GOAL:
Can you output the material exactly as written, minus any pictures it holds?

----

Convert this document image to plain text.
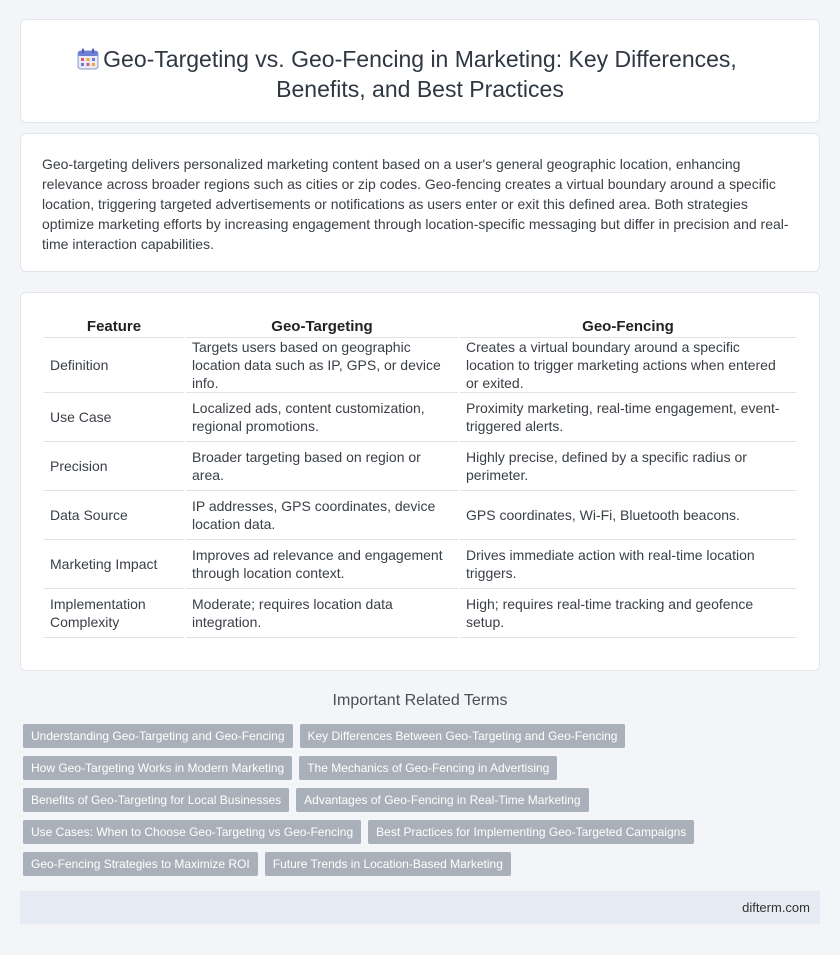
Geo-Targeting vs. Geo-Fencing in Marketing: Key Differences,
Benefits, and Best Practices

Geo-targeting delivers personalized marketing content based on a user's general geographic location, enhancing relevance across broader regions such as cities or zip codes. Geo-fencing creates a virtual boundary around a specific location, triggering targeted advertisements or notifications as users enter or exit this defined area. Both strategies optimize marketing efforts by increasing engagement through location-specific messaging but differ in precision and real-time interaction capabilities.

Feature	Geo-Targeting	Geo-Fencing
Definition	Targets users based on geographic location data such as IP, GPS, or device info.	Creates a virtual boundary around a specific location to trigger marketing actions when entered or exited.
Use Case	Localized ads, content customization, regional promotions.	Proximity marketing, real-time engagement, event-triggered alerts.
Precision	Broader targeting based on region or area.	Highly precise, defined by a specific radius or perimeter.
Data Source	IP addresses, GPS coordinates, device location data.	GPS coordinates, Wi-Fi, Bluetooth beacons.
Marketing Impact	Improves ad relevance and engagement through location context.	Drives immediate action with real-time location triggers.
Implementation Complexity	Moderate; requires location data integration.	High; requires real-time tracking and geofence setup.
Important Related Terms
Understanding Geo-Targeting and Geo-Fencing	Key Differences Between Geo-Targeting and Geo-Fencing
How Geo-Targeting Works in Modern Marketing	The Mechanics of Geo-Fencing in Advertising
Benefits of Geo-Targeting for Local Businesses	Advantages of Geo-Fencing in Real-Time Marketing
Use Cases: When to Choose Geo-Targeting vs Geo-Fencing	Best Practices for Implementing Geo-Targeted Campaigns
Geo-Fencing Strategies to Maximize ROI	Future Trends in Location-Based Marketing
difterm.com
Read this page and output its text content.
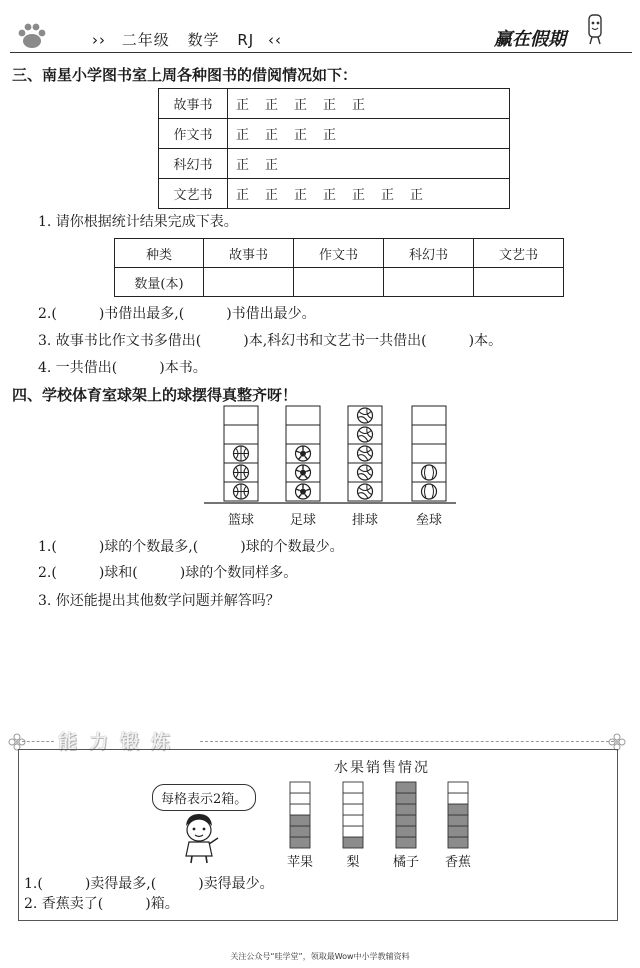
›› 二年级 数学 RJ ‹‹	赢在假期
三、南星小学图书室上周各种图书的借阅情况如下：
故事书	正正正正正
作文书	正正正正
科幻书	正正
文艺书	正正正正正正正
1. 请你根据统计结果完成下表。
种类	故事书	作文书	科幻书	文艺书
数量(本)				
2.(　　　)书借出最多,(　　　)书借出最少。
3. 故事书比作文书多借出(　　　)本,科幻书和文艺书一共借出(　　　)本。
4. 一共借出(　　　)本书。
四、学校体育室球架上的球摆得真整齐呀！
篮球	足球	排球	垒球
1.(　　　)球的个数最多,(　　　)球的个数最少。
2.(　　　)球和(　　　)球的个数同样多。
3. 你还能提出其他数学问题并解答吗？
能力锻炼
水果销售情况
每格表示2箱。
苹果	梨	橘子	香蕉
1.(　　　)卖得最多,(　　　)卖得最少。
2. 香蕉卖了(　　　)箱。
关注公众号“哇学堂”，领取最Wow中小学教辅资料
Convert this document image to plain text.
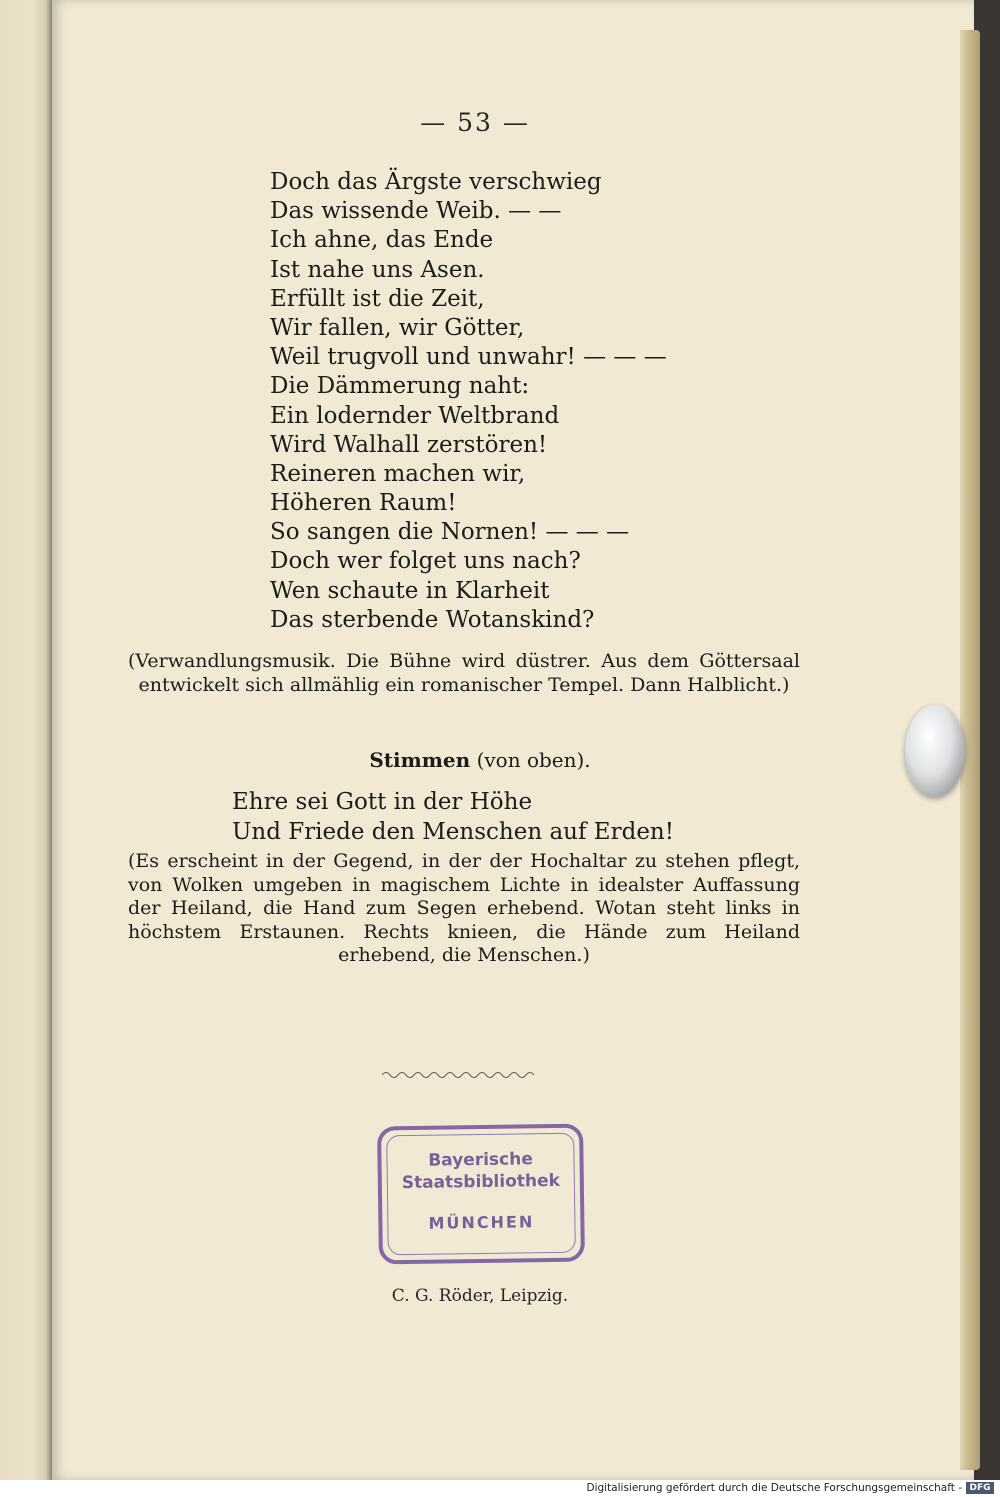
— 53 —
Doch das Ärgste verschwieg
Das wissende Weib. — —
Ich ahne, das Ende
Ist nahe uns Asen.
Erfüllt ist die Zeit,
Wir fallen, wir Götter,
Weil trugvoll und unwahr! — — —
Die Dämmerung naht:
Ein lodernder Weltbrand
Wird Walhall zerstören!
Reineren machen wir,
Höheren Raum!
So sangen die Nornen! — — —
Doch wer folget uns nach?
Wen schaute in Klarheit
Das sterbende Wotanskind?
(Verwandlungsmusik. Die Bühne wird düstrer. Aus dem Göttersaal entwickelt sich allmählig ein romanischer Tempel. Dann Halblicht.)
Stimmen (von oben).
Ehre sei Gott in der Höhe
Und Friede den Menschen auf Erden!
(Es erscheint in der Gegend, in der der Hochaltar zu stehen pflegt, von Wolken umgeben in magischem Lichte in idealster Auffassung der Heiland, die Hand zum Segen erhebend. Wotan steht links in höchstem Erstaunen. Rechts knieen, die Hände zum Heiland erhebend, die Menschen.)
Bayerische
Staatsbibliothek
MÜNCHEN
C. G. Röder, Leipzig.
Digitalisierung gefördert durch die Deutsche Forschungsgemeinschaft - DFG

----

REPLY TO THE EXERCISE:
Convert this document image to plain text.
Geo-Targeting vs. Geo-Fencing in Marketing: Key Differences,
Benefits, and Best Practices

Geo-targeting delivers personalized marketing content based on a user's general geographic location, enhancing relevance across broader regions such as cities or zip codes. Geo-fencing creates a virtual boundary around a specific location, triggering targeted advertisements or notifications as users enter or exit this defined area. Both strategies optimize marketing efforts by increasing engagement through location-specific messaging but differ in precision and real-time interaction capabilities.

Feature	Geo-Targeting	Geo-Fencing
Definition	Targets users based on geographic location data such as IP, GPS, or device info.	Creates a virtual boundary around a specific location to trigger marketing actions when entered or exited.
Use Case	Localized ads, content customization, regional promotions.	Proximity marketing, real-time engagement, event-triggered alerts.
Precision	Broader targeting based on region or area.	Highly precise, defined by a specific radius or perimeter.
Data Source	IP addresses, GPS coordinates, device location data.	GPS coordinates, Wi-Fi, Bluetooth beacons.
Marketing Impact	Improves ad relevance and engagement through location context.	Drives immediate action with real-time location triggers.
Implementation Complexity	Moderate; requires location data integration.	High; requires real-time tracking and geofence setup.
Important Related Terms
Understanding Geo-Targeting and Geo-Fencing	Key Differences Between Geo-Targeting and Geo-Fencing
How Geo-Targeting Works in Modern Marketing	The Mechanics of Geo-Fencing in Advertising
Benefits of Geo-Targeting for Local Businesses	Advantages of Geo-Fencing in Real-Time Marketing
Use Cases: When to Choose Geo-Targeting vs Geo-Fencing	Best Practices for Implementing Geo-Targeted Campaigns
Geo-Fencing Strategies to Maximize ROI	Future Trends in Location-Based Marketing
difterm.com
Read this page and output its text content.
›› 二年级 数学 RJ ‹‹	赢在假期
三、南星小学图书室上周各种图书的借阅情况如下：
故事书	正正正正正
作文书	正正正正
科幻书	正正
文艺书	正正正正正正正
1. 请你根据统计结果完成下表。
种类	故事书	作文书	科幻书	文艺书
数量(本)				
2.(　　　)书借出最多,(　　　)书借出最少。
3. 故事书比作文书多借出(　　　)本,科幻书和文艺书一共借出(　　　)本。
4. 一共借出(　　　)本书。
四、学校体育室球架上的球摆得真整齐呀！
篮球	足球	排球	垒球
1.(　　　)球的个数最多,(　　　)球的个数最少。
2.(　　　)球和(　　　)球的个数同样多。
3. 你还能提出其他数学问题并解答吗？
能力锻炼
水果销售情况
每格表示2箱。
苹果	梨	橘子	香蕉
1.(　　　)卖得最多,(　　　)卖得最少。
2. 香蕉卖了(　　　)箱。
关注公众号“哇学堂”，领取最Wow中小学教辅资料
Convert this document image to plain text.
— 53 —
Doch das Ärgste verschwieg
Das wissende Weib. — —
Ich ahne, das Ende
Ist nahe uns Asen.
Erfüllt ist die Zeit,
Wir fallen, wir Götter,
Weil trugvoll und unwahr! — — —
Die Dämmerung naht:
Ein lodernder Weltbrand
Wird Walhall zerstören!
Reineren machen wir,
Höheren Raum!
So sangen die Nornen! — — —
Doch wer folget uns nach?
Wen schaute in Klarheit
Das sterbende Wotanskind?
(Verwandlungsmusik. Die Bühne wird düstrer. Aus dem Göttersaal entwickelt sich allmählig ein romanischer Tempel. Dann Halblicht.)
Stimmen (von oben).
Ehre sei Gott in der Höhe
Und Friede den Menschen auf Erden!
(Es erscheint in der Gegend, in der der Hochaltar zu stehen pflegt, von Wolken umgeben in magischem Lichte in idealster Auffassung der Heiland, die Hand zum Segen erhebend. Wotan steht links in höchstem Erstaunen. Rechts knieen, die Hände zum Heiland erhebend, die Menschen.)
Bayerische
Staatsbibliothek
MÜNCHEN
C. G. Röder, Leipzig.
Digitalisierung gefördert durch die Deutsche Forschungsgemeinschaft - DFG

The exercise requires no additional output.